## WORK INSTRUCTIONS
Go through the records and give each one again exactly.

## SOURCE RECORDS
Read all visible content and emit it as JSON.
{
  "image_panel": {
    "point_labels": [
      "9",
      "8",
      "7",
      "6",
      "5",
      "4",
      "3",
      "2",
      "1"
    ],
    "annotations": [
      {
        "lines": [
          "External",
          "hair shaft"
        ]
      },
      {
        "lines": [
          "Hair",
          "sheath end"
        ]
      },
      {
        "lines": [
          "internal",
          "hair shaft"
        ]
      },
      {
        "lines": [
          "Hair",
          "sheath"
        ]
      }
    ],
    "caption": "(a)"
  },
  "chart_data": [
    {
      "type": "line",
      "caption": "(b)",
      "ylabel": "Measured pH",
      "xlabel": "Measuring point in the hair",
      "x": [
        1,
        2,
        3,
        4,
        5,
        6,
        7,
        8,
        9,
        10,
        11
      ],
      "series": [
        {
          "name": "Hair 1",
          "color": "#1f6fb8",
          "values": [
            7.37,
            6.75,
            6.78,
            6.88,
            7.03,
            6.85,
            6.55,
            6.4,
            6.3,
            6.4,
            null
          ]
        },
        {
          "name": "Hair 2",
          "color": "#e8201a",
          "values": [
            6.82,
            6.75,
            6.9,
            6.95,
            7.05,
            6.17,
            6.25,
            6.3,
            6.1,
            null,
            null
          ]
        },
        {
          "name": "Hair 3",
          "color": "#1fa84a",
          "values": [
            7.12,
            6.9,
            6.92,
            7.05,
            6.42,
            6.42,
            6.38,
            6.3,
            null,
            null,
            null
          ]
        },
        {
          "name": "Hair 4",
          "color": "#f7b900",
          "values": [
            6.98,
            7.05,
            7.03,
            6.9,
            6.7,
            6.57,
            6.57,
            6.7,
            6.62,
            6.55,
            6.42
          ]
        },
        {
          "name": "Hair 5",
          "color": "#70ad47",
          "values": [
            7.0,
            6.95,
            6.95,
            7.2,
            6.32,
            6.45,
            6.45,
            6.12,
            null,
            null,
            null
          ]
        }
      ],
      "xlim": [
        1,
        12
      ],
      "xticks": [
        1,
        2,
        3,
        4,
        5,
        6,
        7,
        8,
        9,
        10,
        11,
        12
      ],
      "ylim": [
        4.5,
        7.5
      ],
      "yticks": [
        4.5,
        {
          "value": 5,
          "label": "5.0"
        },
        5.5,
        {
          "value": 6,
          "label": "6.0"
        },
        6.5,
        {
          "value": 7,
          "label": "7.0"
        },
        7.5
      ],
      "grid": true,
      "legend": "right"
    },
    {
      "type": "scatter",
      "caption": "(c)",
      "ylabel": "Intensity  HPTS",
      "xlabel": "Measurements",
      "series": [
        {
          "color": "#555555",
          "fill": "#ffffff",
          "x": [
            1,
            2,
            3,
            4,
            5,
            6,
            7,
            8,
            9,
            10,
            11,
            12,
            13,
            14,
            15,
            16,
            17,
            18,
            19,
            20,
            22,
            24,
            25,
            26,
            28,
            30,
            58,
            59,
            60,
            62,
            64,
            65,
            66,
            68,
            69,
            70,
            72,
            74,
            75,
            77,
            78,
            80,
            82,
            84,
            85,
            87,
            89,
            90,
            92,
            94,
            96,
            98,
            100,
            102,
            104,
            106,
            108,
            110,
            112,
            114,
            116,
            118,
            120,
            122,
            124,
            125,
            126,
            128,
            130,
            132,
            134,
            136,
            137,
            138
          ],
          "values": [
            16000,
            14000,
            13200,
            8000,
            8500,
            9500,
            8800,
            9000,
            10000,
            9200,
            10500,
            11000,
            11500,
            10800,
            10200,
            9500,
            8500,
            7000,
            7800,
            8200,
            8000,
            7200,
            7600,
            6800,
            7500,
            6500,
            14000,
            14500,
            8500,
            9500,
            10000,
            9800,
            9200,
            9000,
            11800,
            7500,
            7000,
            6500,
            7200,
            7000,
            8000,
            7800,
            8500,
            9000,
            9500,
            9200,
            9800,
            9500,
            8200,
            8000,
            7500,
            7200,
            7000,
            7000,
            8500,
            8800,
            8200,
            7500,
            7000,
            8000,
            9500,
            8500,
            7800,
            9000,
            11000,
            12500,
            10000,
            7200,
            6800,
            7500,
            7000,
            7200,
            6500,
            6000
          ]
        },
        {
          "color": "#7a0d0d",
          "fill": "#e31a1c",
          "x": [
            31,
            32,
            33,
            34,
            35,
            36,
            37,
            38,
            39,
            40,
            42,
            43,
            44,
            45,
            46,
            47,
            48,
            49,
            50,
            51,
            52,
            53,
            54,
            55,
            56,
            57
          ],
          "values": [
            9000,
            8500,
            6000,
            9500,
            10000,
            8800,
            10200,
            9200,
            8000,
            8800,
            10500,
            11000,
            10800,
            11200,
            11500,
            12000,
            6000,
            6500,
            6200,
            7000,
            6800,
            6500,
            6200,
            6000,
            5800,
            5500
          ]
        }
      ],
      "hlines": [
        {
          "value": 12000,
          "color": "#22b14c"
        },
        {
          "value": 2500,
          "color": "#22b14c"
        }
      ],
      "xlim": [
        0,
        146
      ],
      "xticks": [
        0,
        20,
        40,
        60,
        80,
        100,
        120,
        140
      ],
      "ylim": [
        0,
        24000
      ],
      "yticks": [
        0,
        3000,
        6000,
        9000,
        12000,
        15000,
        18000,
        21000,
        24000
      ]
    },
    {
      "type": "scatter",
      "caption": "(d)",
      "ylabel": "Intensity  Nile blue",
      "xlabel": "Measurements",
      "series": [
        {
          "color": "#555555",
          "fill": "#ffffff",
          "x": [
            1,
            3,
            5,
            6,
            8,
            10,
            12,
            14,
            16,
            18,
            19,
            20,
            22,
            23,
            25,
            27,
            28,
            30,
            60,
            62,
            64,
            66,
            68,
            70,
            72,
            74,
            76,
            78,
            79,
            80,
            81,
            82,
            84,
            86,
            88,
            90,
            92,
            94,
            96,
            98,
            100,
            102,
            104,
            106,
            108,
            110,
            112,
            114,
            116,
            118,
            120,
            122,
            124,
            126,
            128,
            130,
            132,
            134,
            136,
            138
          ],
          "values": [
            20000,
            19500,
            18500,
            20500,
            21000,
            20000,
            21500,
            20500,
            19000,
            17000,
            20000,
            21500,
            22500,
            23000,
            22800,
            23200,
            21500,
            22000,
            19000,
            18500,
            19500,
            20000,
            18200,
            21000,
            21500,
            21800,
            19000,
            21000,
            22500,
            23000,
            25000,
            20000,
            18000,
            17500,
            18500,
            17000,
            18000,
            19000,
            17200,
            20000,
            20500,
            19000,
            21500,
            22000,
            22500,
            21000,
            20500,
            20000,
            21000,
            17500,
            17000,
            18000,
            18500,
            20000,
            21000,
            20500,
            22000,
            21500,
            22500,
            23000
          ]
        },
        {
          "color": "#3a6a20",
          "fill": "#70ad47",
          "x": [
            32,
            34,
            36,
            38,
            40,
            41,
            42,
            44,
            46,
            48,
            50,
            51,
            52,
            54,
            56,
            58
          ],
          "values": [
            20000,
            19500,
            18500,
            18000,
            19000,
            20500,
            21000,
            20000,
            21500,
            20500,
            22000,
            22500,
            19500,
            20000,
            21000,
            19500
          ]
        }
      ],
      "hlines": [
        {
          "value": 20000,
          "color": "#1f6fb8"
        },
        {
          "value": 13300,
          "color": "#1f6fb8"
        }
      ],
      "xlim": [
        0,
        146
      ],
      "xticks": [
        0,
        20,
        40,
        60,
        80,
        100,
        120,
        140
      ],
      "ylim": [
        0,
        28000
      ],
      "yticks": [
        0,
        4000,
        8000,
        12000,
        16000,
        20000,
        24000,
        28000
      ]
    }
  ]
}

## RESULT OF THIS TASK
Read all visible content and emit it as JSON.
{
  "image_panel": {
    "point_labels": [
      "9",
      "8",
      "7",
      "6",
      "5",
      "4",
      "3",
      "2",
      "1"
    ],
    "annotations": [
      {
        "lines": [
          "External",
          "hair shaft"
        ]
      },
      {
        "lines": [
          "Hair",
          "sheath end"
        ]
      },
      {
        "lines": [
          "internal",
          "hair shaft"
        ]
      },
      {
        "lines": [
          "Hair",
          "sheath"
        ]
      }
    ],
    "caption": "(a)"
  },
  "chart_data": [
    {
      "type": "line",
      "caption": "(b)",
      "ylabel": "Measured pH",
      "xlabel": "Measuring point in the hair",
      "x": [
        1,
        2,
        3,
        4,
        5,
        6,
        7,
        8,
        9,
        10,
        11
      ],
      "series": [
        {
          "name": "Hair 1",
          "color": "#1f6fb8",
          "values": [
            7.37,
            6.75,
            6.78,
            6.88,
            7.03,
            6.85,
            6.55,
            6.4,
            6.3,
            6.4,
            null
          ]
        },
        {
          "name": "Hair 2",
          "color": "#e8201a",
          "values": [
            6.82,
            6.75,
            6.9,
            6.95,
            7.05,
            6.17,
            6.25,
            6.3,
            6.1,
            null,
            null
          ]
        },
        {
          "name": "Hair 3",
          "color": "#1fa84a",
          "values": [
            7.12,
            6.9,
            6.92,
            7.05,
            6.42,
            6.42,
            6.38,
            6.3,
            null,
            null,
            null
          ]
        },
        {
          "name": "Hair 4",
          "color": "#f7b900",
          "values": [
            6.98,
            7.05,
            7.03,
            6.9,
            6.7,
            6.57,
            6.57,
            6.7,
            6.62,
            6.55,
            6.42
          ]
        },
        {
          "name": "Hair 5",
          "color": "#70ad47",
          "values": [
            7.0,
            6.95,
            6.95,
            7.2,
            6.32,
            6.45,
            6.45,
            6.12,
            null,
            null,
            null
          ]
        }
      ],
      "xlim": [
        1,
        12
      ],
      "xticks": [
        1,
        2,
        3,
        4,
        5,
        6,
        7,
        8,
        9,
        10,
        11,
        12
      ],
      "ylim": [
        4.5,
        7.5
      ],
      "yticks": [
        4.5,
        {
          "value": 5,
          "label": "5.0"
        },
        5.5,
        {
          "value": 6,
          "label": "6.0"
        },
        6.5,
        {
          "value": 7,
          "label": "7.0"
        },
        7.5
      ],
      "grid": true,
      "legend": "right"
    },
    {
      "type": "scatter",
      "caption": "(c)",
      "ylabel": "Intensity  HPTS",
      "xlabel": "Measurements",
      "series": [
        {
          "color": "#555555",
          "fill": "#ffffff",
          "x": [
            1,
            2,
            3,
            4,
            5,
            6,
            7,
            8,
            9,
            10,
            11,
            12,
            13,
            14,
            15,
            16,
            17,
            18,
            19,
            20,
            22,
            24,
            25,
            26,
            28,
            30,
            58,
            59,
            60,
            62,
            64,
            65,
            66,
            68,
            69,
            70,
            72,
            74,
            75,
            77,
            78,
            80,
            82,
            84,
            85,
            87,
            89,
            90,
            92,
            94,
            96,
            98,
            100,
            102,
            104,
            106,
            108,
            110,
            112,
            114,
            116,
            118,
            120,
            122,
            124,
            125,
            126,
            128,
            130,
            132,
            134,
            136,
            137,
            138
          ],
          "values": [
            16000,
            14000,
            13200,
            8000,
            8500,
            9500,
            8800,
            9000,
            10000,
            9200,
            10500,
            11000,
            11500,
            10800,
            10200,
            9500,
            8500,
            7000,
            7800,
            8200,
            8000,
            7200,
            7600,
            6800,
            7500,
            6500,
            14000,
            14500,
            8500,
            9500,
            10000,
            9800,
            9200,
            9000,
            11800,
            7500,
            7000,
            6500,
            7200,
            7000,
            8000,
            7800,
            8500,
            9000,
            9500,
            9200,
            9800,
            9500,
            8200,
            8000,
            7500,
            7200,
            7000,
            7000,
            8500,
            8800,
            8200,
            7500,
            7000,
            8000,
            9500,
            8500,
            7800,
            9000,
            11000,
            12500,
            10000,
            7200,
            6800,
            7500,
            7000,
            7200,
            6500,
            6000
          ]
        },
        {
          "color": "#7a0d0d",
          "fill": "#e31a1c",
          "x": [
            31,
            32,
            33,
            34,
            35,
            36,
            37,
            38,
            39,
            40,
            42,
            43,
            44,
            45,
            46,
            47,
            48,
            49,
            50,
            51,
            52,
            53,
            54,
            55,
            56,
            57
          ],
          "values": [
            9000,
            8500,
            6000,
            9500,
            10000,
            8800,
            10200,
            9200,
            8000,
            8800,
            10500,
            11000,
            10800,
            11200,
            11500,
            12000,
            6000,
            6500,
            6200,
            7000,
            6800,
            6500,
            6200,
            6000,
            5800,
            5500
          ]
        }
      ],
      "hlines": [
        {
          "value": 12000,
          "color": "#22b14c"
        },
        {
          "value": 2500,
          "color": "#22b14c"
        }
      ],
      "xlim": [
        0,
        146
      ],
      "xticks": [
        0,
        20,
        40,
        60,
        80,
        100,
        120,
        140
      ],
      "ylim": [
        0,
        24000
      ],
      "yticks": [
        0,
        3000,
        6000,
        9000,
        12000,
        15000,
        18000,
        21000,
        24000
      ]
    },
    {
      "type": "scatter",
      "caption": "(d)",
      "ylabel": "Intensity  Nile blue",
      "xlabel": "Measurements",
      "series": [
        {
          "color": "#555555",
          "fill": "#ffffff",
          "x": [
            1,
            3,
            5,
            6,
            8,
            10,
            12,
            14,
            16,
            18,
            19,
            20,
            22,
            23,
            25,
            27,
            28,
            30,
            60,
            62,
            64,
            66,
            68,
            70,
            72,
            74,
            76,
            78,
            79,
            80,
            81,
            82,
            84,
            86,
            88,
            90,
            92,
            94,
            96,
            98,
            100,
            102,
            104,
            106,
            108,
            110,
            112,
            114,
            116,
            118,
            120,
            122,
            124,
            126,
            128,
            130,
            132,
            134,
            136,
            138
          ],
          "values": [
            20000,
            19500,
            18500,
            20500,
            21000,
            20000,
            21500,
            20500,
            19000,
            17000,
            20000,
            21500,
            22500,
            23000,
            22800,
            23200,
            21500,
            22000,
            19000,
            18500,
            19500,
            20000,
            18200,
            21000,
            21500,
            21800,
            19000,
            21000,
            22500,
            23000,
            25000,
            20000,
            18000,
            17500,
            18500,
            17000,
            18000,
            19000,
            17200,
            20000,
            20500,
            19000,
            21500,
            22000,
            22500,
            21000,
            20500,
            20000,
            21000,
            17500,
            17000,
            18000,
            18500,
            20000,
            21000,
            20500,
            22000,
            21500,
            22500,
            23000
          ]
        },
        {
          "color": "#3a6a20",
          "fill": "#70ad47",
          "x": [
            32,
            34,
            36,
            38,
            40,
            41,
            42,
            44,
            46,
            48,
            50,
            51,
            52,
            54,
            56,
            58
          ],
          "values": [
            20000,
            19500,
            18500,
            18000,
            19000,
            20500,
            21000,
            20000,
            21500,
            20500,
            22000,
            22500,
            19500,
            20000,
            21000,
            19500
          ]
        }
      ],
      "hlines": [
        {
          "value": 20000,
          "color": "#1f6fb8"
        },
        {
          "value": 13300,
          "color": "#1f6fb8"
        }
      ],
      "xlim": [
        0,
        146
      ],
      "xticks": [
        0,
        20,
        40,
        60,
        80,
        100,
        120,
        140
      ],
      "ylim": [
        0,
        28000
      ],
      "yticks": [
        0,
        4000,
        8000,
        12000,
        16000,
        20000,
        24000,
        28000
      ]
    }
  ]
}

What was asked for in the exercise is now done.